- _TASK REQUIREMENTS_: Restate all of the entries exactly. Any picture in them should be skipped.

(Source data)
● ● ● ● ●

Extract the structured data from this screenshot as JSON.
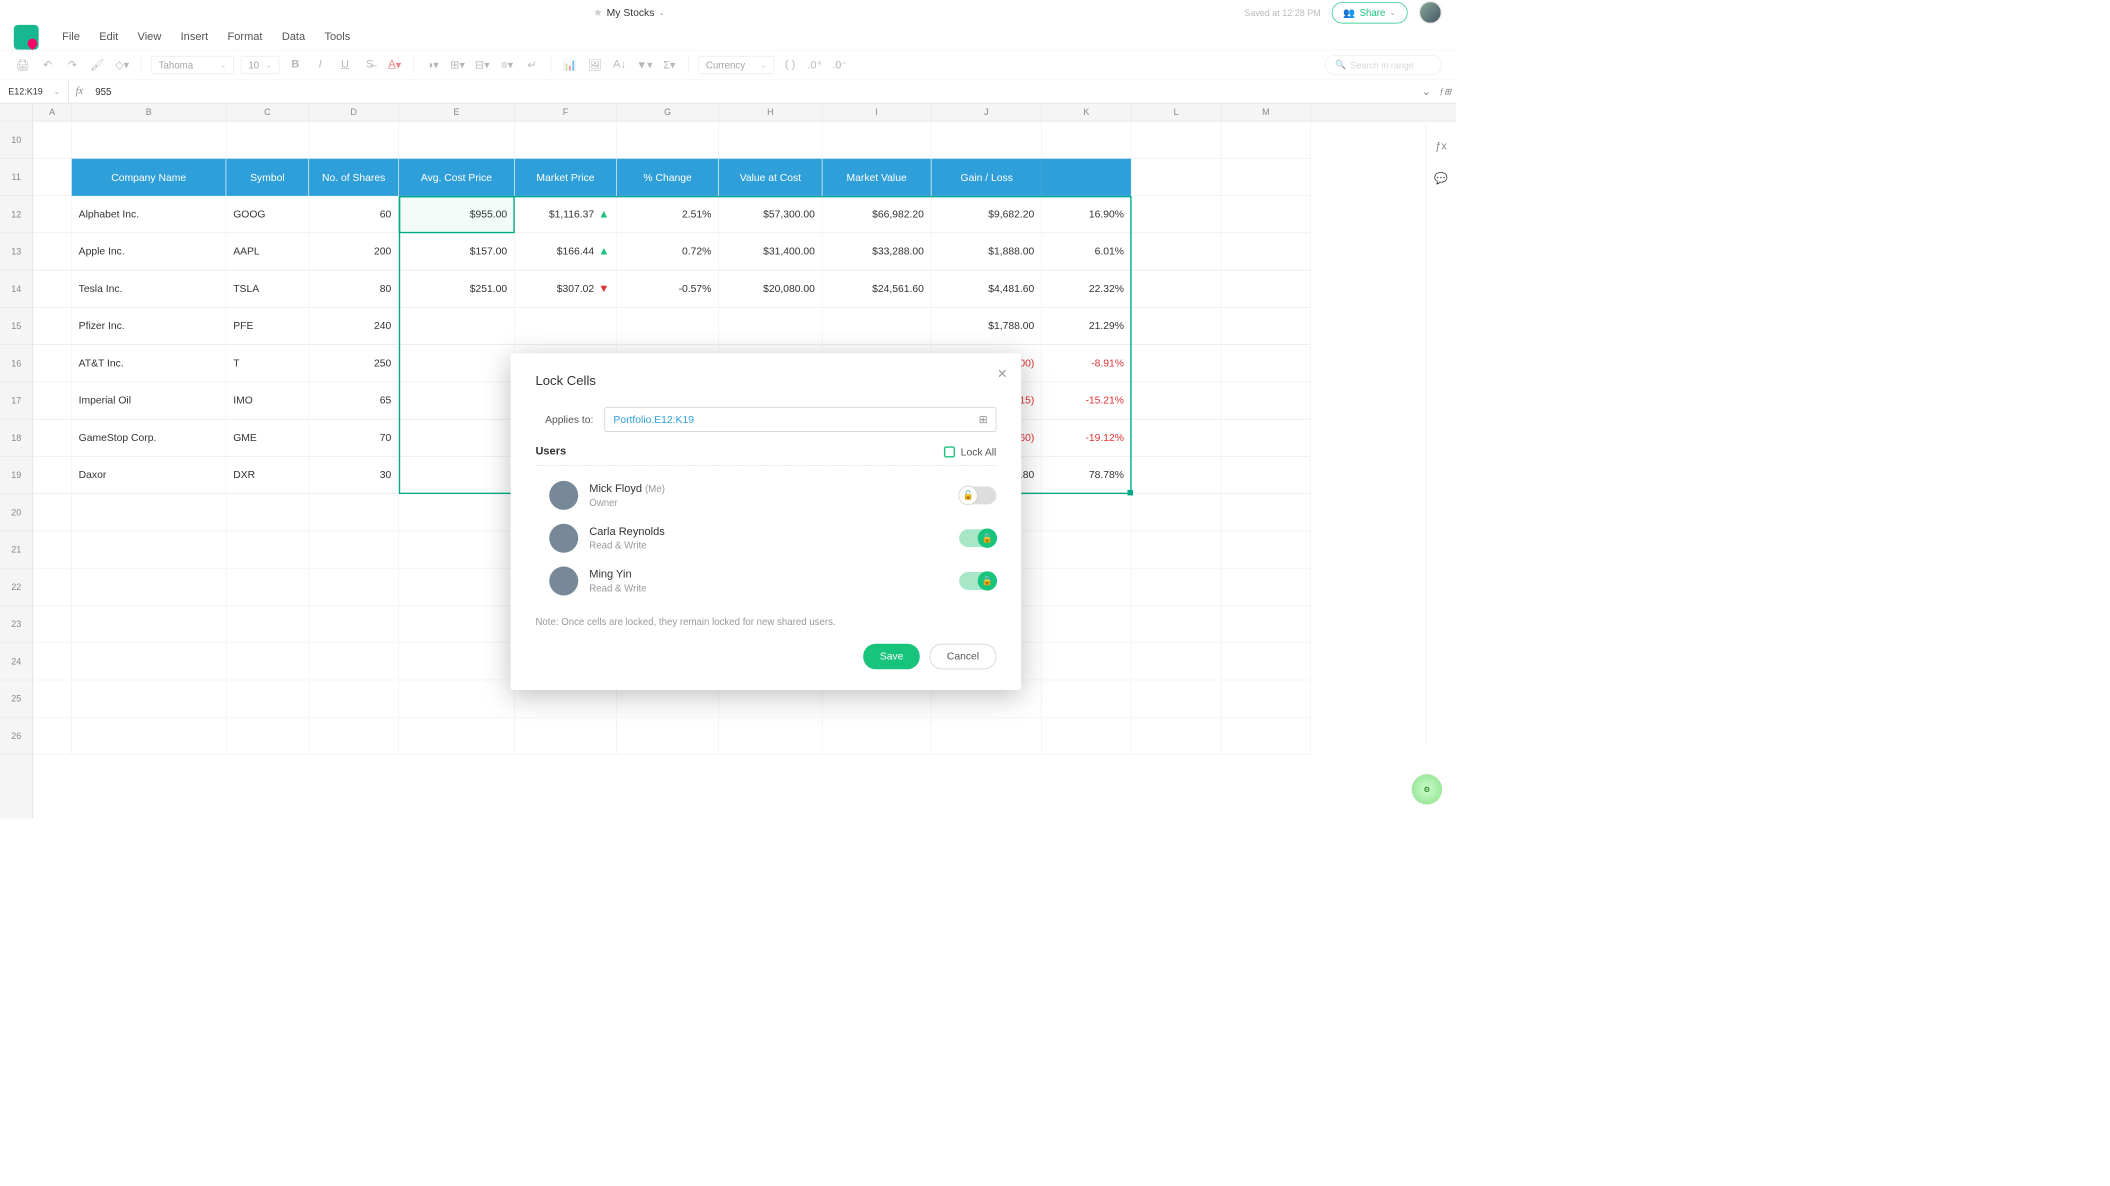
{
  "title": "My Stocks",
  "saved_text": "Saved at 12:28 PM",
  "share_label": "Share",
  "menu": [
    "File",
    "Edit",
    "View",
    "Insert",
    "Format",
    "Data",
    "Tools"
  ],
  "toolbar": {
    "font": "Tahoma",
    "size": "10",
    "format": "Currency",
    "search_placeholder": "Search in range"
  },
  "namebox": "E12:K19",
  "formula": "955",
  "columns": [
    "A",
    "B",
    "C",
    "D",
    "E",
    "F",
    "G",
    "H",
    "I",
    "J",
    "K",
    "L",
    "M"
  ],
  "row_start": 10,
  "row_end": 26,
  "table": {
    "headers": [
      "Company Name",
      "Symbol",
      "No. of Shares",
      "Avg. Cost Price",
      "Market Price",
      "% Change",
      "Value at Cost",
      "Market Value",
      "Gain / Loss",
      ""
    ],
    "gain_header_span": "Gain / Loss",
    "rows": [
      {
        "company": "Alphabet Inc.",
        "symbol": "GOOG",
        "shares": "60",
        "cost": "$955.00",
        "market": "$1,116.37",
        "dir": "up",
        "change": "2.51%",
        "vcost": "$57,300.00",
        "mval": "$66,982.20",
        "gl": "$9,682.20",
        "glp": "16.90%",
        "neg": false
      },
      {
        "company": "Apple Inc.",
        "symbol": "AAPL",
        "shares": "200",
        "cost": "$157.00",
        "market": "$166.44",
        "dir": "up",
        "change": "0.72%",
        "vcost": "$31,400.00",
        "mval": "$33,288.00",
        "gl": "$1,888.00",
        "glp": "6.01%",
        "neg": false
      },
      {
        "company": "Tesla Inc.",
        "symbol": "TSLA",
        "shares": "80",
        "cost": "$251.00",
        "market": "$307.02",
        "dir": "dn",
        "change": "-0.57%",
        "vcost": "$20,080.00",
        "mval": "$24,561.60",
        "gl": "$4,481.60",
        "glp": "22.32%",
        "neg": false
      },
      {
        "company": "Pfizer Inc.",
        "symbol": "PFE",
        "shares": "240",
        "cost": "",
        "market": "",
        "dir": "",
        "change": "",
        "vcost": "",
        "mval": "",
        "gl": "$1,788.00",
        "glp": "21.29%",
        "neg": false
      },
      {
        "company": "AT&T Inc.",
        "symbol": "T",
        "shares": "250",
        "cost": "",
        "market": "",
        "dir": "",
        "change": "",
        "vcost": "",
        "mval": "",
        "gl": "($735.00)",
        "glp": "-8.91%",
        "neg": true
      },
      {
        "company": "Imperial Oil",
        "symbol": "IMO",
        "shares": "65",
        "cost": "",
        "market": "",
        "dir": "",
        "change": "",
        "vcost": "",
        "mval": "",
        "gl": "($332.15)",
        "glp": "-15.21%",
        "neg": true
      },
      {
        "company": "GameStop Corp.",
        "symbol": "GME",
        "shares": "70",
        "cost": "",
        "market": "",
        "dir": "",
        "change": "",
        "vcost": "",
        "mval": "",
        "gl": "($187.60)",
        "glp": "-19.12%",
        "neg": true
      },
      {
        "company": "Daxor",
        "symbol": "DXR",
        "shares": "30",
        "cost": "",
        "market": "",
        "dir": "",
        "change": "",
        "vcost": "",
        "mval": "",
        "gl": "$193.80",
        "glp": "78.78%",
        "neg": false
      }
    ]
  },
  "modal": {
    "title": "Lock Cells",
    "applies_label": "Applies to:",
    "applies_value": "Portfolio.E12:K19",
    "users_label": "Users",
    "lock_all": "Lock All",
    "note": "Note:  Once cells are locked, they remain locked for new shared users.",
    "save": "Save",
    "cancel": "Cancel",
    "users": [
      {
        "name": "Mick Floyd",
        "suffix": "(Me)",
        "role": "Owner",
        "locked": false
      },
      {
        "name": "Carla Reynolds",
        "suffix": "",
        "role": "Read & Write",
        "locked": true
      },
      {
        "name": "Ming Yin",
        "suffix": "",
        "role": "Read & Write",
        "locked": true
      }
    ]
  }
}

● ● ● ● ●

- _SOLUTION TO THIS EXERCISE_:
Extract the structured data from this screenshot as JSON.
{
  "title": "My Stocks",
  "saved_text": "Saved at 12:28 PM",
  "share_label": "Share",
  "menu": [
    "File",
    "Edit",
    "View",
    "Insert",
    "Format",
    "Data",
    "Tools"
  ],
  "toolbar": {
    "font": "Tahoma",
    "size": "10",
    "format": "Currency",
    "search_placeholder": "Search in range"
  },
  "namebox": "E12:K19",
  "formula": "955",
  "columns": [
    "A",
    "B",
    "C",
    "D",
    "E",
    "F",
    "G",
    "H",
    "I",
    "J",
    "K",
    "L",
    "M"
  ],
  "row_start": 10,
  "row_end": 26,
  "table": {
    "headers": [
      "Company Name",
      "Symbol",
      "No. of Shares",
      "Avg. Cost Price",
      "Market Price",
      "% Change",
      "Value at Cost",
      "Market Value",
      "Gain / Loss",
      ""
    ],
    "gain_header_span": "Gain / Loss",
    "rows": [
      {
        "company": "Alphabet Inc.",
        "symbol": "GOOG",
        "shares": "60",
        "cost": "$955.00",
        "market": "$1,116.37",
        "dir": "up",
        "change": "2.51%",
        "vcost": "$57,300.00",
        "mval": "$66,982.20",
        "gl": "$9,682.20",
        "glp": "16.90%",
        "neg": false
      },
      {
        "company": "Apple Inc.",
        "symbol": "AAPL",
        "shares": "200",
        "cost": "$157.00",
        "market": "$166.44",
        "dir": "up",
        "change": "0.72%",
        "vcost": "$31,400.00",
        "mval": "$33,288.00",
        "gl": "$1,888.00",
        "glp": "6.01%",
        "neg": false
      },
      {
        "company": "Tesla Inc.",
        "symbol": "TSLA",
        "shares": "80",
        "cost": "$251.00",
        "market": "$307.02",
        "dir": "dn",
        "change": "-0.57%",
        "vcost": "$20,080.00",
        "mval": "$24,561.60",
        "gl": "$4,481.60",
        "glp": "22.32%",
        "neg": false
      },
      {
        "company": "Pfizer Inc.",
        "symbol": "PFE",
        "shares": "240",
        "cost": "",
        "market": "",
        "dir": "",
        "change": "",
        "vcost": "",
        "mval": "",
        "gl": "$1,788.00",
        "glp": "21.29%",
        "neg": false
      },
      {
        "company": "AT&T Inc.",
        "symbol": "T",
        "shares": "250",
        "cost": "",
        "market": "",
        "dir": "",
        "change": "",
        "vcost": "",
        "mval": "",
        "gl": "($735.00)",
        "glp": "-8.91%",
        "neg": true
      },
      {
        "company": "Imperial Oil",
        "symbol": "IMO",
        "shares": "65",
        "cost": "",
        "market": "",
        "dir": "",
        "change": "",
        "vcost": "",
        "mval": "",
        "gl": "($332.15)",
        "glp": "-15.21%",
        "neg": true
      },
      {
        "company": "GameStop Corp.",
        "symbol": "GME",
        "shares": "70",
        "cost": "",
        "market": "",
        "dir": "",
        "change": "",
        "vcost": "",
        "mval": "",
        "gl": "($187.60)",
        "glp": "-19.12%",
        "neg": true
      },
      {
        "company": "Daxor",
        "symbol": "DXR",
        "shares": "30",
        "cost": "",
        "market": "",
        "dir": "",
        "change": "",
        "vcost": "",
        "mval": "",
        "gl": "$193.80",
        "glp": "78.78%",
        "neg": false
      }
    ]
  },
  "modal": {
    "title": "Lock Cells",
    "applies_label": "Applies to:",
    "applies_value": "Portfolio.E12:K19",
    "users_label": "Users",
    "lock_all": "Lock All",
    "note": "Note:  Once cells are locked, they remain locked for new shared users.",
    "save": "Save",
    "cancel": "Cancel",
    "users": [
      {
        "name": "Mick Floyd",
        "suffix": "(Me)",
        "role": "Owner",
        "locked": false
      },
      {
        "name": "Carla Reynolds",
        "suffix": "",
        "role": "Read & Write",
        "locked": true
      },
      {
        "name": "Ming Yin",
        "suffix": "",
        "role": "Read & Write",
        "locked": true
      }
    ]
  }
}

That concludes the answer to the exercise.